[Extracted records]
────────────────

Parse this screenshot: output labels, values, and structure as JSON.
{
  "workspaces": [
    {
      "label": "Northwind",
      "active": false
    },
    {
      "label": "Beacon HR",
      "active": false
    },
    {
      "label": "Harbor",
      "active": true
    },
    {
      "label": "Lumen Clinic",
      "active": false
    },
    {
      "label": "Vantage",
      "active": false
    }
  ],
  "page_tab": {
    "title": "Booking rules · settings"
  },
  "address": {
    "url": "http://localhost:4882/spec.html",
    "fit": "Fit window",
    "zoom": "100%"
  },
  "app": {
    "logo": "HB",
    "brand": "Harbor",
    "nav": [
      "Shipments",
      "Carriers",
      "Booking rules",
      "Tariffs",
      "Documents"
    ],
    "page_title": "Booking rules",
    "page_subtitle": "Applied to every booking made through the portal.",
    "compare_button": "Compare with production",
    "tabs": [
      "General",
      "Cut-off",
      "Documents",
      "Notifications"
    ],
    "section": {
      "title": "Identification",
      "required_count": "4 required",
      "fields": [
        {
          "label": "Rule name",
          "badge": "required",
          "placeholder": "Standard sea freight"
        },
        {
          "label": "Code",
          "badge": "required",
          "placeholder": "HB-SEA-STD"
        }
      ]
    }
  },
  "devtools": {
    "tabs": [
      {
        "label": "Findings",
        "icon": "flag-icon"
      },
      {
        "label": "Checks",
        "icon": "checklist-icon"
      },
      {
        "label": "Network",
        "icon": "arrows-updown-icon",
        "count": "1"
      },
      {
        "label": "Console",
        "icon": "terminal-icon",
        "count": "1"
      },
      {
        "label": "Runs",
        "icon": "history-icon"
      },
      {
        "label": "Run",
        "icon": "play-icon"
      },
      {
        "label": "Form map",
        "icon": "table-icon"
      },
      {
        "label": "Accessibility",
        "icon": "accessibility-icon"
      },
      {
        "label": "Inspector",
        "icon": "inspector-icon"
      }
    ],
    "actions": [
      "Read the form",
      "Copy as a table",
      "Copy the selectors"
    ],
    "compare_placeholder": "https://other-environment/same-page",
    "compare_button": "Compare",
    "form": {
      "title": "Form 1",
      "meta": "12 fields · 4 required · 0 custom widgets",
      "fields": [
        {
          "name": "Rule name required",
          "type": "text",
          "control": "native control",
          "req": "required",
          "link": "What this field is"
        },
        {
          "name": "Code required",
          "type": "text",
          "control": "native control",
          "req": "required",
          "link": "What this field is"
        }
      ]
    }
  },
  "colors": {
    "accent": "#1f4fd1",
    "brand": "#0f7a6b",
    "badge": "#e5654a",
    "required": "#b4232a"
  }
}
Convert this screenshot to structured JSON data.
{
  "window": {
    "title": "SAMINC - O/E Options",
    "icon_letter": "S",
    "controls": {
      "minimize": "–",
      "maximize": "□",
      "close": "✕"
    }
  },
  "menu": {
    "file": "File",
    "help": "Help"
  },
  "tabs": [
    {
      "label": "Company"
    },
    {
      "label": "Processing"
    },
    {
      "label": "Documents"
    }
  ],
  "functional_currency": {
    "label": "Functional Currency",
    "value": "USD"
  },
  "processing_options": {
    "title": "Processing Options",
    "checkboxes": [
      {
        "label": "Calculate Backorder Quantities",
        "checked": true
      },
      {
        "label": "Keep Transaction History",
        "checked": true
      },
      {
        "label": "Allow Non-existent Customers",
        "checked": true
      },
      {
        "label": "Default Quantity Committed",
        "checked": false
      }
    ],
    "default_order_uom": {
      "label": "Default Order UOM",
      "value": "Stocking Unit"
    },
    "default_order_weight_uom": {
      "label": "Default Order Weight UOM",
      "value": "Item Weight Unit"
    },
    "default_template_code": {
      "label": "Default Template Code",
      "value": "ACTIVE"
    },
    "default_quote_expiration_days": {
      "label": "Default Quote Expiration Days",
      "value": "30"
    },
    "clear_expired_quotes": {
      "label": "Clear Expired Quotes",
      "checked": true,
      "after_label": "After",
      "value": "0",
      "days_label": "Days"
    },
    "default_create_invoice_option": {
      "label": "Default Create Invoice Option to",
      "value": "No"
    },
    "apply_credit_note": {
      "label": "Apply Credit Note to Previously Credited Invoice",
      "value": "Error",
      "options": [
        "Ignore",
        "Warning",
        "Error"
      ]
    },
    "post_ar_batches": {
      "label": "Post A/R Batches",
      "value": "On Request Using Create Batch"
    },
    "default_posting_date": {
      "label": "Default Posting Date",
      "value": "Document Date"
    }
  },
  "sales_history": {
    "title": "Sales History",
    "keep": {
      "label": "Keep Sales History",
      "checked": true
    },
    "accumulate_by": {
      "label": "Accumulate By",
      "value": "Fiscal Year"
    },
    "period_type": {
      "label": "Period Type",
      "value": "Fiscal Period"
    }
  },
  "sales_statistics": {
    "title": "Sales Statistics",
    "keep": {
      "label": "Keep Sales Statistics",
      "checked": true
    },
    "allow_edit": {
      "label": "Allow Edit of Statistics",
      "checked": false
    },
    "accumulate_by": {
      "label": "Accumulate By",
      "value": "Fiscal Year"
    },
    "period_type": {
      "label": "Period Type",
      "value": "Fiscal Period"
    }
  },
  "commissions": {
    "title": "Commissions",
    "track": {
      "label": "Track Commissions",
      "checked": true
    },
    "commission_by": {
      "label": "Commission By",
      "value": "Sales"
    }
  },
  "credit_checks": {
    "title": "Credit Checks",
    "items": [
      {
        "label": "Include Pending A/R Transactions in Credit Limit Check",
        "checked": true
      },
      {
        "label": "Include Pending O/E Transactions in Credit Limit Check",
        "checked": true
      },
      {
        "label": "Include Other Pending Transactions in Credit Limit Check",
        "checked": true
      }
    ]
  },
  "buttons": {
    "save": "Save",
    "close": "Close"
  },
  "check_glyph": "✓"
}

────────────────

Task prompt –
Reproduce the records above exactly.

Right answer –
Parse this screenshot: output labels, values, and structure as JSON.
{
  "workspaces": [
    {
      "label": "Northwind",
      "active": false
    },
    {
      "label": "Beacon HR",
      "active": false
    },
    {
      "label": "Harbor",
      "active": true
    },
    {
      "label": "Lumen Clinic",
      "active": false
    },
    {
      "label": "Vantage",
      "active": false
    }
  ],
  "page_tab": {
    "title": "Booking rules · settings"
  },
  "address": {
    "url": "http://localhost:4882/spec.html",
    "fit": "Fit window",
    "zoom": "100%"
  },
  "app": {
    "logo": "HB",
    "brand": "Harbor",
    "nav": [
      "Shipments",
      "Carriers",
      "Booking rules",
      "Tariffs",
      "Documents"
    ],
    "page_title": "Booking rules",
    "page_subtitle": "Applied to every booking made through the portal.",
    "compare_button": "Compare with production",
    "tabs": [
      "General",
      "Cut-off",
      "Documents",
      "Notifications"
    ],
    "section": {
      "title": "Identification",
      "required_count": "4 required",
      "fields": [
        {
          "label": "Rule name",
          "badge": "required",
          "placeholder": "Standard sea freight"
        },
        {
          "label": "Code",
          "badge": "required",
          "placeholder": "HB-SEA-STD"
        }
      ]
    }
  },
  "devtools": {
    "tabs": [
      {
        "label": "Findings",
        "icon": "flag-icon"
      },
      {
        "label": "Checks",
        "icon": "checklist-icon"
      },
      {
        "label": "Network",
        "icon": "arrows-updown-icon",
        "count": "1"
      },
      {
        "label": "Console",
        "icon": "terminal-icon",
        "count": "1"
      },
      {
        "label": "Runs",
        "icon": "history-icon"
      },
      {
        "label": "Run",
        "icon": "play-icon"
      },
      {
        "label": "Form map",
        "icon": "table-icon"
      },
      {
        "label": "Accessibility",
        "icon": "accessibility-icon"
      },
      {
        "label": "Inspector",
        "icon": "inspector-icon"
      }
    ],
    "actions": [
      "Read the form",
      "Copy as a table",
      "Copy the selectors"
    ],
    "compare_placeholder": "https://other-environment/same-page",
    "compare_button": "Compare",
    "form": {
      "title": "Form 1",
      "meta": "12 fields · 4 required · 0 custom widgets",
      "fields": [
        {
          "name": "Rule name required",
          "type": "text",
          "control": "native control",
          "req": "required",
          "link": "What this field is"
        },
        {
          "name": "Code required",
          "type": "text",
          "control": "native control",
          "req": "required",
          "link": "What this field is"
        }
      ]
    }
  },
  "colors": {
    "accent": "#1f4fd1",
    "brand": "#0f7a6b",
    "badge": "#e5654a",
    "required": "#b4232a"
  }
}
Convert this screenshot to structured JSON data.
{
  "window": {
    "title": "SAMINC - O/E Options",
    "icon_letter": "S",
    "controls": {
      "minimize": "–",
      "maximize": "□",
      "close": "✕"
    }
  },
  "menu": {
    "file": "File",
    "help": "Help"
  },
  "tabs": [
    {
      "label": "Company"
    },
    {
      "label": "Processing"
    },
    {
      "label": "Documents"
    }
  ],
  "functional_currency": {
    "label": "Functional Currency",
    "value": "USD"
  },
  "processing_options": {
    "title": "Processing Options",
    "checkboxes": [
      {
        "label": "Calculate Backorder Quantities",
        "checked": true
      },
      {
        "label": "Keep Transaction History",
        "checked": true
      },
      {
        "label": "Allow Non-existent Customers",
        "checked": true
      },
      {
        "label": "Default Quantity Committed",
        "checked": false
      }
    ],
    "default_order_uom": {
      "label": "Default Order UOM",
      "value": "Stocking Unit"
    },
    "default_order_weight_uom": {
      "label": "Default Order Weight UOM",
      "value": "Item Weight Unit"
    },
    "default_template_code": {
      "label": "Default Template Code",
      "value": "ACTIVE"
    },
    "default_quote_expiration_days": {
      "label": "Default Quote Expiration Days",
      "value": "30"
    },
    "clear_expired_quotes": {
      "label": "Clear Expired Quotes",
      "checked": true,
      "after_label": "After",
      "value": "0",
      "days_label": "Days"
    },
    "default_create_invoice_option": {
      "label": "Default Create Invoice Option to",
      "value": "No"
    },
    "apply_credit_note": {
      "label": "Apply Credit Note to Previously Credited Invoice",
      "value": "Error",
      "options": [
        "Ignore",
        "Warning",
        "Error"
      ]
    },
    "post_ar_batches": {
      "label": "Post A/R Batches",
      "value": "On Request Using Create Batch"
    },
    "default_posting_date": {
      "label": "Default Posting Date",
      "value": "Document Date"
    }
  },
  "sales_history": {
    "title": "Sales History",
    "keep": {
      "label": "Keep Sales History",
      "checked": true
    },
    "accumulate_by": {
      "label": "Accumulate By",
      "value": "Fiscal Year"
    },
    "period_type": {
      "label": "Period Type",
      "value": "Fiscal Period"
    }
  },
  "sales_statistics": {
    "title": "Sales Statistics",
    "keep": {
      "label": "Keep Sales Statistics",
      "checked": true
    },
    "allow_edit": {
      "label": "Allow Edit of Statistics",
      "checked": false
    },
    "accumulate_by": {
      "label": "Accumulate By",
      "value": "Fiscal Year"
    },
    "period_type": {
      "label": "Period Type",
      "value": "Fiscal Period"
    }
  },
  "commissions": {
    "title": "Commissions",
    "track": {
      "label": "Track Commissions",
      "checked": true
    },
    "commission_by": {
      "label": "Commission By",
      "value": "Sales"
    }
  },
  "credit_checks": {
    "title": "Credit Checks",
    "items": [
      {
        "label": "Include Pending A/R Transactions in Credit Limit Check",
        "checked": true
      },
      {
        "label": "Include Pending O/E Transactions in Credit Limit Check",
        "checked": true
      },
      {
        "label": "Include Other Pending Transactions in Credit Limit Check",
        "checked": true
      }
    ]
  },
  "buttons": {
    "save": "Save",
    "close": "Close"
  },
  "check_glyph": "✓"
}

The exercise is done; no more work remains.